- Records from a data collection
□ □ □ □ □ □ □

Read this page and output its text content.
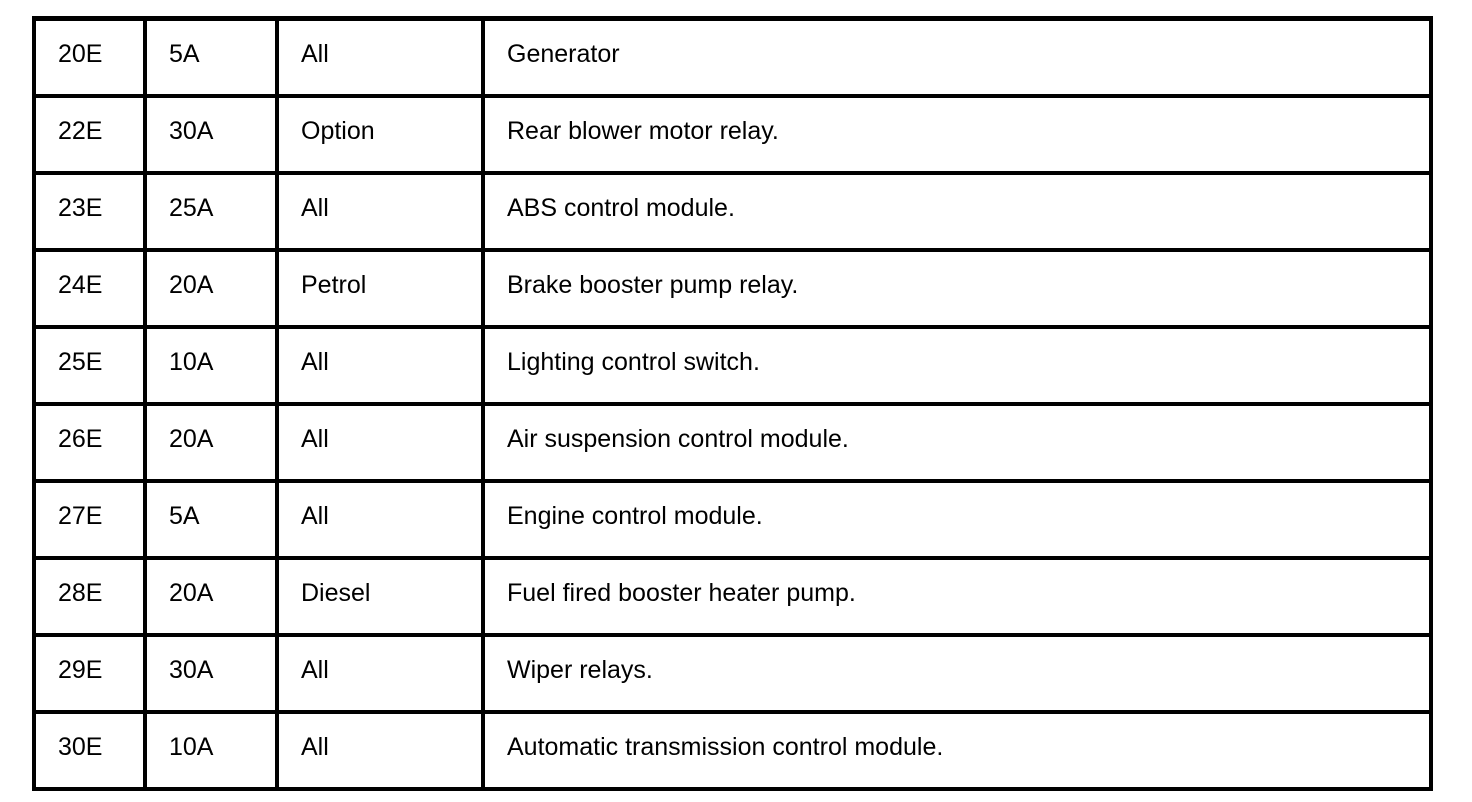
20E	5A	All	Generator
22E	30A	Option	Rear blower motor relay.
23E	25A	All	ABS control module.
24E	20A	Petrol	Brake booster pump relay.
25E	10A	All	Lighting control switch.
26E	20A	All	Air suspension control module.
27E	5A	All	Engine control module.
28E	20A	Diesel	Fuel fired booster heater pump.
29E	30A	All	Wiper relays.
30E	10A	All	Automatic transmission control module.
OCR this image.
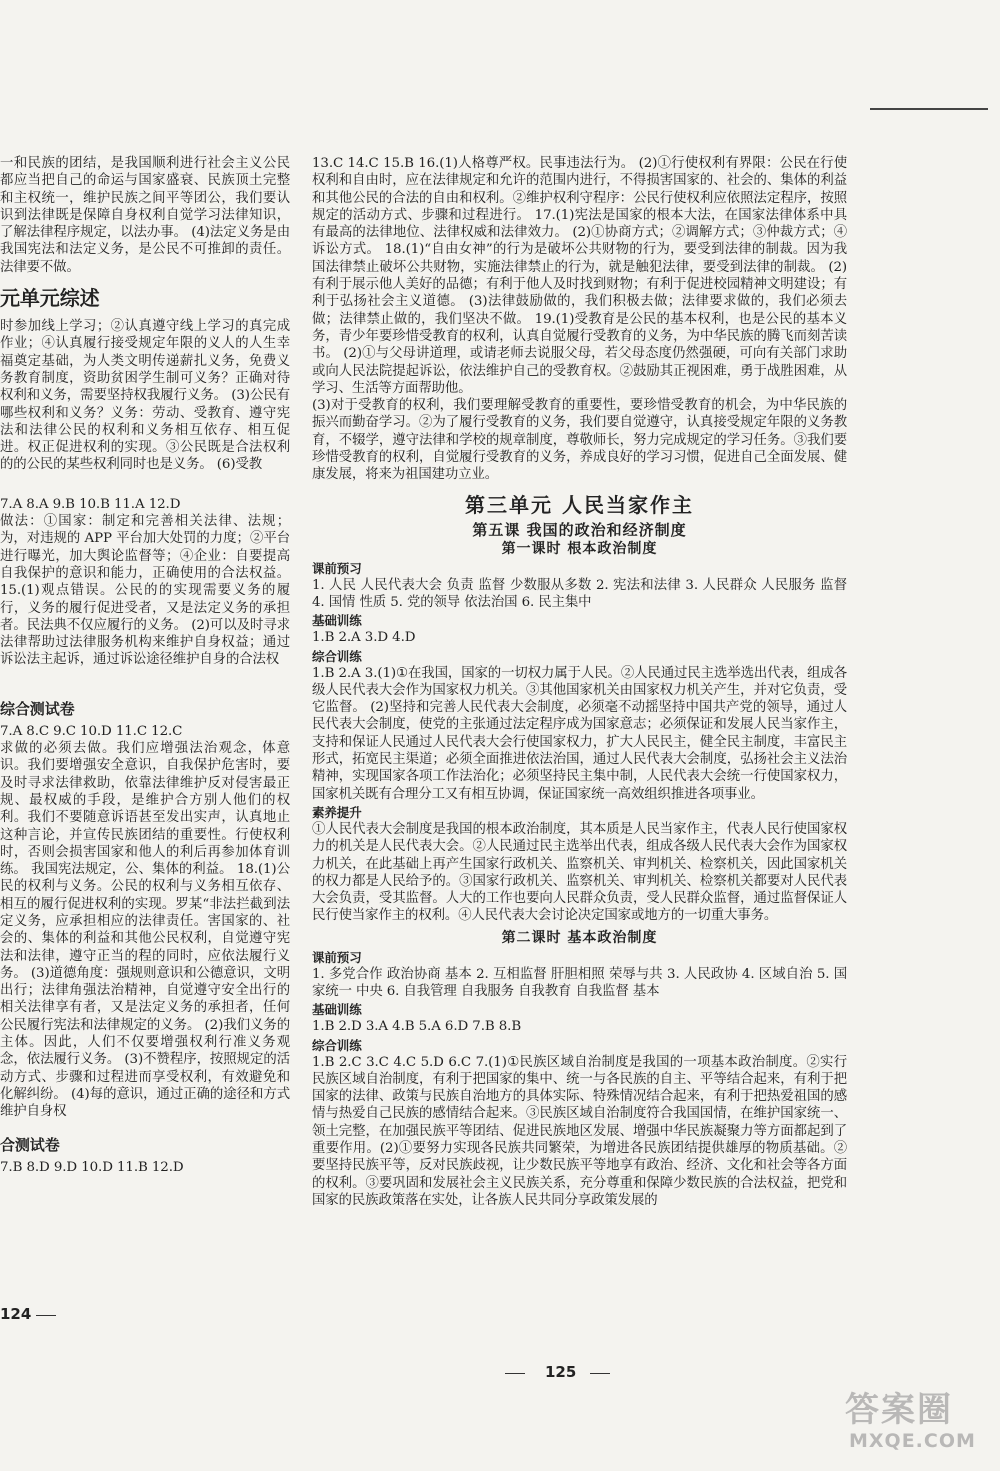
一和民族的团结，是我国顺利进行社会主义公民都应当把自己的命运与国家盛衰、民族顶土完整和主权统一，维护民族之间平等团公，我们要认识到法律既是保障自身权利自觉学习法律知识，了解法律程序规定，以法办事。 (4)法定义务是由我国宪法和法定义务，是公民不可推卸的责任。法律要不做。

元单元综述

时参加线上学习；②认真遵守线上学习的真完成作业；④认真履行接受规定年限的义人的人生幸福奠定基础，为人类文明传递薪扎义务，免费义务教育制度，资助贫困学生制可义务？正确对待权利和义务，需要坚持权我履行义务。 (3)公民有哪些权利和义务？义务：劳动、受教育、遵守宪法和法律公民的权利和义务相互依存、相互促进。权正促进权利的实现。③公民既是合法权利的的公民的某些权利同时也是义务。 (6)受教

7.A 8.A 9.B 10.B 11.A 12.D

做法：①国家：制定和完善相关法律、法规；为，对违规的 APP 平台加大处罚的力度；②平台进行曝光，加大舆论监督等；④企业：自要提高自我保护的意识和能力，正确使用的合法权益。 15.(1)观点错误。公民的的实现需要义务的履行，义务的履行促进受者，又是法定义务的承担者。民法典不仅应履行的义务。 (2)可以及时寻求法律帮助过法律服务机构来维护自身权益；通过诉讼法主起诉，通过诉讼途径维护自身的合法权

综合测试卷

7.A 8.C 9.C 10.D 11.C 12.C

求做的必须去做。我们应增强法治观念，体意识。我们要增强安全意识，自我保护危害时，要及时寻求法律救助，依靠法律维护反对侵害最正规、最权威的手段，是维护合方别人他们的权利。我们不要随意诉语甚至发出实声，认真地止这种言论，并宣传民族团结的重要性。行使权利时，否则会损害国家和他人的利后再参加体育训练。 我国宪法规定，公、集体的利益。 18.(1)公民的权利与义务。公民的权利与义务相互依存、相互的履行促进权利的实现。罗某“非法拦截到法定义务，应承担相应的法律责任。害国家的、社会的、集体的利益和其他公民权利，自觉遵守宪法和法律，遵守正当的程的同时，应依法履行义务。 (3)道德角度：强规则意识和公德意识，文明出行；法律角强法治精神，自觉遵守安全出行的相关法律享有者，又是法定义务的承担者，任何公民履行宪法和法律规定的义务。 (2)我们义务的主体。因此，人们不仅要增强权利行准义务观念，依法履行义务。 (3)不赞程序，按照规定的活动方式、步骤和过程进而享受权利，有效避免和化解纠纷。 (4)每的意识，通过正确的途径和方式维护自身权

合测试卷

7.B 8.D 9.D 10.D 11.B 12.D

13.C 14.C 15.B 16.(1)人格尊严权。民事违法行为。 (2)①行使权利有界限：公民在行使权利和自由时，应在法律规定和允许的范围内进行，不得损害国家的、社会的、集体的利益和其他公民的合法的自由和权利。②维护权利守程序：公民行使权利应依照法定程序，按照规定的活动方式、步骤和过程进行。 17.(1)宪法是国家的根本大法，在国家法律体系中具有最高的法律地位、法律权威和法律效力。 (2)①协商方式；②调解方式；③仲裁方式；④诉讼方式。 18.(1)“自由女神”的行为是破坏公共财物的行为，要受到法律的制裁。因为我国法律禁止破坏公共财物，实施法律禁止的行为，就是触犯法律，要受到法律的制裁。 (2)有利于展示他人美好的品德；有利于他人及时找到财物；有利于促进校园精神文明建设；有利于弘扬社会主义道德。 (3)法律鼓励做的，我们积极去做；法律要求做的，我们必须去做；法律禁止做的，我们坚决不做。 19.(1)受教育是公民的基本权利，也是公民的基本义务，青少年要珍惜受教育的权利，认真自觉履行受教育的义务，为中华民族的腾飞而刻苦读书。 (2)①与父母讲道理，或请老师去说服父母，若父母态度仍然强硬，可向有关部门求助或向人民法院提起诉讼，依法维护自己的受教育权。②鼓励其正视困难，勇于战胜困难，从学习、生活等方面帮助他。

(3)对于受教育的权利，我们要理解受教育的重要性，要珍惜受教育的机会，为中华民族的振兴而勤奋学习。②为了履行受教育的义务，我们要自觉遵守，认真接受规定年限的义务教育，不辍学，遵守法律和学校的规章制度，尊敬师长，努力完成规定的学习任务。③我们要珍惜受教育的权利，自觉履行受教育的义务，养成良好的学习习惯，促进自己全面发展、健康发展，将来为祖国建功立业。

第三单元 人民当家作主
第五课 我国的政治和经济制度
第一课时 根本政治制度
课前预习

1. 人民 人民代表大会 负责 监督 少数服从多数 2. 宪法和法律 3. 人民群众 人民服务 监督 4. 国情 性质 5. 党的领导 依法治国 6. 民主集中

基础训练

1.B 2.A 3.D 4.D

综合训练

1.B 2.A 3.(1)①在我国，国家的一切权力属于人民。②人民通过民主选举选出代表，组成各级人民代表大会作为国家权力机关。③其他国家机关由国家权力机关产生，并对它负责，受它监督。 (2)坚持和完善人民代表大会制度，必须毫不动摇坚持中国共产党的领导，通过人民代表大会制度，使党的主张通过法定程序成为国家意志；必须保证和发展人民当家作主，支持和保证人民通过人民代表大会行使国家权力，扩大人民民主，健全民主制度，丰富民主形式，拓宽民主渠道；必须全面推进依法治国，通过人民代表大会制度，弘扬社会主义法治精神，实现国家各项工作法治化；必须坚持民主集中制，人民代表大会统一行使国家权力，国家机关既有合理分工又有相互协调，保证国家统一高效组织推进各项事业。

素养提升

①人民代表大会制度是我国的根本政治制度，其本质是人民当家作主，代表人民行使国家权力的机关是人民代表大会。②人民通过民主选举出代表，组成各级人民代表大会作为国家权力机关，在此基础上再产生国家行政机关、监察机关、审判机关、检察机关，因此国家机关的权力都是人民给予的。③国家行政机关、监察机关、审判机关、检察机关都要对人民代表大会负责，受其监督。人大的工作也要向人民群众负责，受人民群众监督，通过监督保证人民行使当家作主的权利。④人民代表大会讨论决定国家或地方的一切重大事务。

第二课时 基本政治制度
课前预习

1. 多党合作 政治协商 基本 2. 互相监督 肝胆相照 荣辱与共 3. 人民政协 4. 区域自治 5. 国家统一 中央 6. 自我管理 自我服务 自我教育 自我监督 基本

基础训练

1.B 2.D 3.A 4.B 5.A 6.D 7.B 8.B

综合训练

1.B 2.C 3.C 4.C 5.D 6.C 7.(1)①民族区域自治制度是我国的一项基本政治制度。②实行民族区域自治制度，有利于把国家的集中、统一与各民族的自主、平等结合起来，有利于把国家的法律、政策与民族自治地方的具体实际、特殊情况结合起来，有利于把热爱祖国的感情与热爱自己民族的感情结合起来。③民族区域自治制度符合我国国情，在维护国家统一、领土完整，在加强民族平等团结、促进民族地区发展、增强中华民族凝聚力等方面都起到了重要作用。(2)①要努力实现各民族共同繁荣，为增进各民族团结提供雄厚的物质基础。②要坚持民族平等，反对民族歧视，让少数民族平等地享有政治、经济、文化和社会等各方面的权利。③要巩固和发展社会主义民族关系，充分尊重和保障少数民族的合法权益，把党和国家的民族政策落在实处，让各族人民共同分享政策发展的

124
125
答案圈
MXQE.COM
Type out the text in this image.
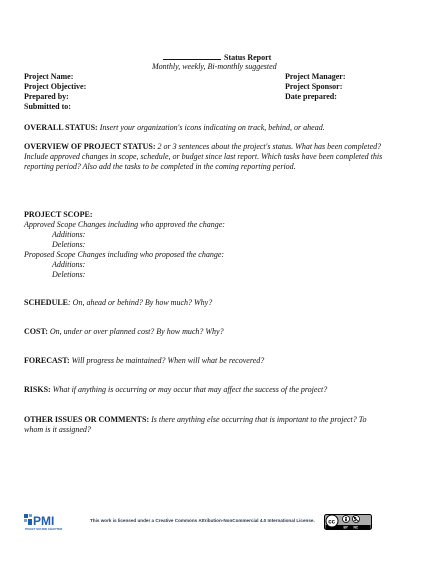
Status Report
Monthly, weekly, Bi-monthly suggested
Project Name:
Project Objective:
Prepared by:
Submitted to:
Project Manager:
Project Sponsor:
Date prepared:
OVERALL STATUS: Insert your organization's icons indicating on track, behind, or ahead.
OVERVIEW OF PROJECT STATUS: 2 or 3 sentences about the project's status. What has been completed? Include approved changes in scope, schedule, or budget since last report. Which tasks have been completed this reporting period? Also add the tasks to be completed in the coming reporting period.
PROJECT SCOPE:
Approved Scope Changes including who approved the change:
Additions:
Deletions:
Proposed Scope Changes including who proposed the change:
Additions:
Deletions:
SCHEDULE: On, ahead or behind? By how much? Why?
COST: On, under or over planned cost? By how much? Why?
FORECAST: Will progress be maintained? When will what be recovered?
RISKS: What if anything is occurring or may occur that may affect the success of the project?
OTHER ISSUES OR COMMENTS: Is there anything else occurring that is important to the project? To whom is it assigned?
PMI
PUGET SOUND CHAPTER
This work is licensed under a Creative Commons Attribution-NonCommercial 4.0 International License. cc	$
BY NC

□ □ □ □ □ □ □

- EXERCISE DESCRIPTION
Which lines include the word "pump"? List them all.

- ANSWER IN FULL
24E	20A	Petrol	Brake booster pump relay.
28E	20A	Diesel	Fuel fired booster heater pump.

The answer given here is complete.